KUMPULAN LATIHAN -
[A] Ringkaslah paragraf artikel tentang Sylvia Saartje yang diawali kata "Jippi, sapaan karib" menjadi satu kalimat yang tetap memuat fakta utamanya.
[B] Jawablah pertanyaan berikut berdasarkan artikel tentang Sylvia Saartje.
(i) Di stasiun radio mana Sylvia Saartje siaran sebelum berbicara kepada Malang Pagi?
(ii) Apa sapaan karib Sylvia Saartje?
(iii) Di gedung mana konser Aktuil Vacancy Rock pada 27 Desember 1976 berlangsung?
[C] Lanjutkan artikel tentang Sylvia Saartje mulai dari kalimat terakhirnya.

KUTIPAN DOKUMEN -
§

KOTA MALANG – malangpagi.com
Silvia Saartje, sosok lady rocker pertama di Indonesia, memilih karier bemusiknya di jalur rock yang sukses melambungkan namanya. “Hidup adalah pilihan, dan musik rock ini adalah pilihan hidup saya, sebagai satu sikap untuk terus berkarya hingga kini,” ujarnya kepada Malang Pagi, usai siaran di Pro 2 RRI Malang, Senin (15/11/2021).
Jippi, sapaan karib Sylvia Saartje, mengatakan bahwa hidup ini adalah keras dan hidupnya juga keras. Maka melalui musik rock inilah dirinya mengaku dapat mengaplikasikan kehidupannya melalui lirik lagu yang ditulisnya.
“Aku fokus di situ terus [musik rock]. Meskipun ada tawaran untuk pindah ke musik lain, aku tetap kukuh dengan pendirian ini. Sekali lagi, hidup adalah pilihan. Jangan plin-plan dengan diri sendiri,” tegas perempuan yang pernah tampil dalam konser Aktuil Vacancy Rock, di Gedung Olahraga Pulosari Malang, 27 Desember 1976 silam.

§

PETIKAN CATATAN -
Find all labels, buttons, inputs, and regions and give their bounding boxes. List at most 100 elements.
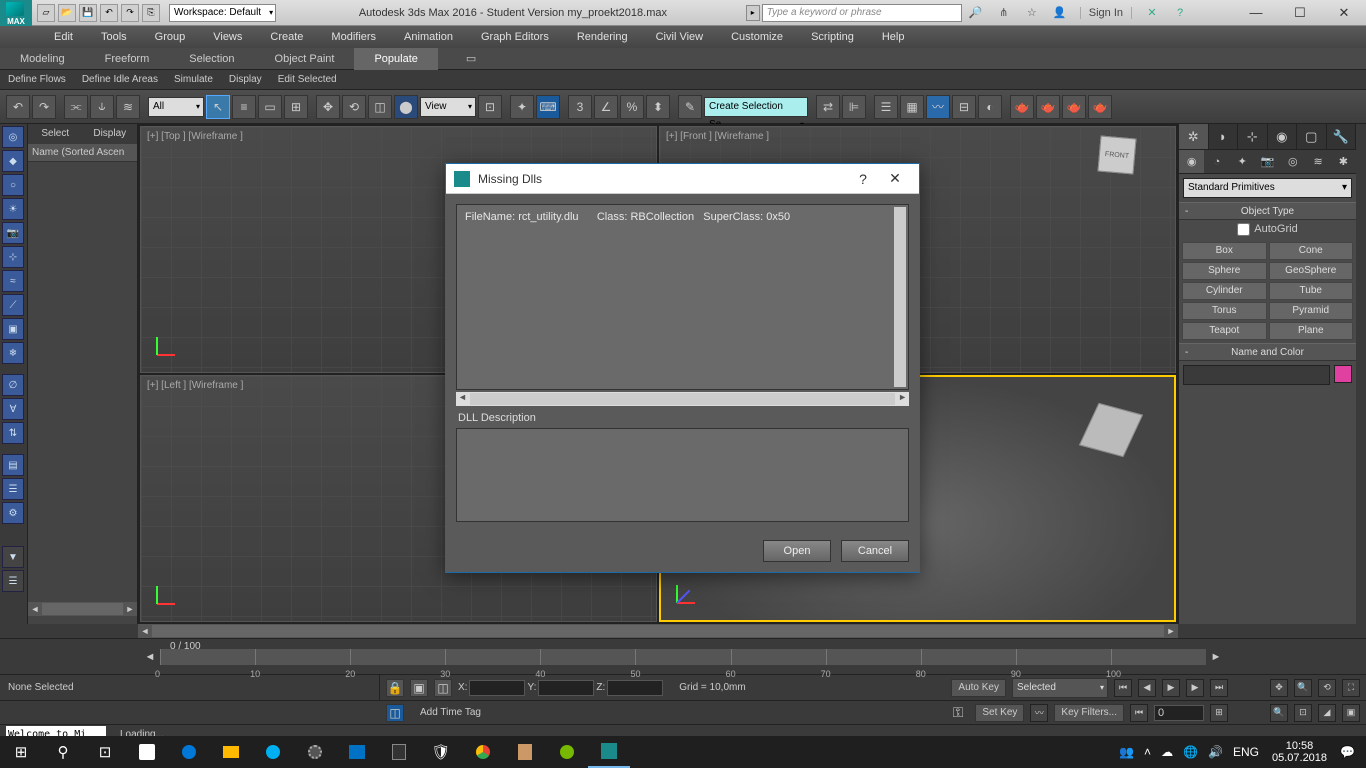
viewport-left-label[interactable]: [+] [Left ] [Wireframe ] — [147, 380, 243, 391]
menu-modifiers[interactable]: Modifiers — [317, 26, 390, 48]
qat-new-icon[interactable]: ▱ — [37, 4, 55, 22]
create-shapes-icon[interactable]: ◔ — [1204, 150, 1229, 173]
task-view-icon[interactable]: ⊡ — [84, 736, 126, 768]
vp-fov-icon[interactable]: ◢ — [1318, 704, 1336, 722]
frame-input[interactable]: 0 — [1154, 705, 1204, 721]
object-color-swatch[interactable] — [1334, 365, 1352, 383]
sort-icon[interactable]: ▤ — [2, 454, 24, 476]
viewport-front-label[interactable]: [+] [Front ] [Wireframe ] — [666, 131, 769, 142]
menu-rendering[interactable]: Rendering — [563, 26, 642, 48]
select-object-icon[interactable]: ↖ — [206, 95, 230, 119]
scene-hscroll[interactable]: ◄► — [28, 602, 137, 616]
explorer-icon[interactable] — [210, 736, 252, 768]
cmd-tab-motion-icon[interactable]: ◉ — [1268, 124, 1298, 149]
vp-zoom-icon[interactable]: 🔍 — [1270, 704, 1288, 722]
skype-icon[interactable] — [252, 736, 294, 768]
viewport-nav-pan-icon[interactable]: ✥ — [1270, 679, 1288, 697]
viewport-top-label[interactable]: [+] [Top ] [Wireframe ] — [147, 131, 243, 142]
rotate-icon[interactable]: ⟲ — [342, 95, 366, 119]
time-tag-icon[interactable]: ◫ — [386, 704, 404, 722]
pivot-center-icon[interactable]: ⊡ — [478, 95, 502, 119]
xform-type-icon[interactable]: ◫ — [434, 679, 452, 697]
people-icon[interactable]: 👥 — [1114, 745, 1139, 759]
utorrent-icon[interactable] — [546, 736, 588, 768]
help-icon[interactable]: ? — [1168, 3, 1192, 23]
snap-toggle-icon[interactable]: 3 — [568, 95, 592, 119]
render-prod-icon[interactable]: 🫖 — [1088, 95, 1112, 119]
play-icon[interactable]: ▶ — [1162, 679, 1180, 697]
time-config-icon[interactable]: ⊞ — [1210, 704, 1228, 722]
qat-save-icon[interactable]: 💾 — [79, 4, 97, 22]
autogrid-checkbox[interactable]: AutoGrid — [1179, 220, 1356, 239]
obj-cylinder-button[interactable]: Cylinder — [1182, 282, 1267, 300]
object-name-input[interactable] — [1183, 365, 1330, 385]
exchange-icon[interactable]: ✕ — [1140, 3, 1164, 23]
action-center-icon[interactable]: 💬 — [1335, 745, 1360, 759]
ribbon-tab-freeform[interactable]: Freeform — [85, 48, 170, 70]
list-hscroll[interactable] — [456, 392, 909, 406]
store-icon[interactable] — [126, 736, 168, 768]
curve-editor-icon[interactable]: 〰 — [926, 95, 950, 119]
obj-box-button[interactable]: Box — [1182, 242, 1267, 260]
move-icon[interactable]: ✥ — [316, 95, 340, 119]
bind-spacewarp-icon[interactable]: ≋ — [116, 95, 140, 119]
spinner-snap-icon[interactable]: ⬍ — [646, 95, 670, 119]
onedrive-icon[interactable]: ☁ — [1156, 745, 1178, 759]
create-cameras-icon[interactable]: 📷 — [1255, 150, 1280, 173]
select-rect-icon[interactable]: ▭ — [258, 95, 282, 119]
dialog-titlebar[interactable]: Missing Dlls ? ✕ — [446, 164, 919, 194]
ribbon-define-idle[interactable]: Define Idle Areas — [74, 70, 166, 90]
menu-tools[interactable]: Tools — [87, 26, 141, 48]
tray-overflow-icon[interactable]: ˄ — [1139, 745, 1156, 759]
menu-customize[interactable]: Customize — [717, 26, 797, 48]
outlook-icon[interactable] — [336, 736, 378, 768]
scene-list[interactable] — [28, 162, 137, 602]
manipulate-icon[interactable]: ✦ — [510, 95, 534, 119]
menu-civil-view[interactable]: Civil View — [642, 26, 717, 48]
scene-tab-display[interactable]: Display — [83, 124, 138, 144]
window-crossing-icon[interactable]: ⊞ — [284, 95, 308, 119]
ribbon-simulate[interactable]: Simulate — [166, 70, 221, 90]
isolate-icon[interactable]: ▣ — [410, 679, 428, 697]
next-frame-icon[interactable]: ▶ — [1186, 679, 1204, 697]
render-icon[interactable]: 🫖 — [1062, 95, 1086, 119]
ribbon-tab-selection[interactable]: Selection — [169, 48, 254, 70]
keyboard-shortcut-icon[interactable]: ⌨ — [536, 95, 560, 119]
display-bones-icon[interactable]: ⟋ — [2, 294, 24, 316]
3dsmax-task-icon[interactable] — [588, 736, 630, 768]
coord-y-input[interactable] — [538, 680, 594, 696]
obj-tube-button[interactable]: Tube — [1269, 282, 1354, 300]
qat-undo-icon[interactable]: ↶ — [100, 4, 118, 22]
user-icon[interactable]: 👤 — [1048, 3, 1072, 23]
undo-icon[interactable]: ↶ — [6, 95, 30, 119]
ribbon-collapse-icon[interactable]: ▭ — [458, 48, 484, 70]
app-menu-icon[interactable]: MAX — [0, 0, 32, 26]
obj-sphere-button[interactable]: Sphere — [1182, 262, 1267, 280]
cmd-tab-modify-icon[interactable]: ◗ — [1209, 124, 1239, 149]
keyfilters-button[interactable]: Key Filters... — [1054, 704, 1124, 722]
display-shapes-icon[interactable]: ○ — [2, 174, 24, 196]
autokey-button[interactable]: Auto Key — [951, 679, 1006, 697]
expand-icon[interactable]: ☰ — [2, 570, 24, 592]
display-spacewarps-icon[interactable]: ≈ — [2, 270, 24, 292]
viewcube-icon[interactable]: FRONT — [1097, 135, 1136, 174]
schematic-view-icon[interactable]: ⊟ — [952, 95, 976, 119]
redo-icon[interactable]: ↷ — [32, 95, 56, 119]
link-icon[interactable]: ⫘ — [64, 95, 88, 119]
time-slider-next-icon[interactable]: ► — [1206, 651, 1226, 663]
layer-explorer-icon[interactable]: ▦ — [900, 95, 924, 119]
app-generic-icon[interactable] — [504, 736, 546, 768]
viewport-nav-orbit-icon[interactable]: ⟲ — [1318, 679, 1336, 697]
percent-snap-icon[interactable]: % — [620, 95, 644, 119]
list-vscroll[interactable] — [894, 207, 906, 387]
search-icon[interactable]: ⚲ — [42, 736, 84, 768]
missing-dll-row[interactable]: FileName: rct_utility.dlu Class: RBColle… — [465, 211, 900, 223]
create-helpers-icon[interactable]: ◎ — [1280, 150, 1305, 173]
ribbon-tab-object-paint[interactable]: Object Paint — [255, 48, 355, 70]
create-lights-icon[interactable]: ✦ — [1230, 150, 1255, 173]
language-indicator[interactable]: ENG — [1228, 745, 1264, 759]
filter-none-icon[interactable]: ∅ — [2, 374, 24, 396]
viewport-nav-max-icon[interactable]: ⛶ — [1342, 679, 1360, 697]
cmd-tab-hierarchy-icon[interactable]: ⊹ — [1238, 124, 1268, 149]
display-all-icon[interactable]: ◎ — [2, 126, 24, 148]
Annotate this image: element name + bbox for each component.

§

JAWABAN TERTULIS -
[A] Jippi, panggilan akrab Sylvia Saartje, menganggap hidup ini keras, begitu pula hidupnya, sehingga melalui musik rock ia menuangkan kehidupannya ke dalam lirik lagu yang ditulisnya.

[B]
(i) Pro 2 RRI Malang.
(ii) Jippi.
(iii) Gedung Olahraga Pulosari Malang.

[C]
Jippy mengatakan, memang tidak mudah harus memilih musik rock di era seperti ini. Dirinya mengaku pernah tidak bernyanyi selama dua tahun. “Pernah mengalami tidak ada income sama sekali. Kehabisan uang di Jakarta saat natal. Sehingga tidak bisa pulang ke Malang. Jadi memang memilih musik di jalur rock ini harus berani bertanggungjawab dan menerima konsekuensinya,” bebernya.

Nama Sylvia Saartje besar sebelum industri musik rock berkembang di Indonesia. Kariernya di dunia musik dimulai sebagai penyanyi gereja. Di medio 1965, putri dari pasangan Nedju Tuankotta berdarah Ambon dan ibunya Christina Tujem asal Gunung Kawi Kabupaten Malang itu berhasil menyabet juara Bintang Radio RRI Malang. Setelah itu, karier bernyanyinya pun berlanjut dari panggung ke panggung.
Jippy mantab memilih musik rock sebagai panggilan hidup sepanjang hayatnya. Ia pun akhirnya dinobatkan senagai pioner lady rocker Indonesia. Kiprah bermusiknya sudah lebih dari 50 tahun. Hal inilah yang mendasari Yayasan Terakota memandang perjalanan karier Jippy layak untuk didokumentasikan.
“Kami memandang kiprah Sylvia Saartje harus didokumentasikan. Sebagai maestro musik rock nasional, yang merintis karier di Malang,” ujar Pimpinan Terakota, Eko Widhianto.
Eko memandang, Silvia Sartje pantas menjadi sosok inspirasif bagi arek-arek Malang. Bahkan Wakil Walikota Malang pun mengapresiasi musik yang dibawakan sang lady rocker, sebagai Warisan Budaya Tak Benda (WBTB), karena telah berkiprah selama lebih dari 50 tahun.
“Keteguhan Silvia Saartje inilah yang mendorong kami, Yayasan Terakota bersama Karavan Cendekia yang berisi para akademisi muda yang peduli terhadap sejarah dan WBTB, untuk membuat film dokumenter tentang Silvia Sartje,” urai Eko.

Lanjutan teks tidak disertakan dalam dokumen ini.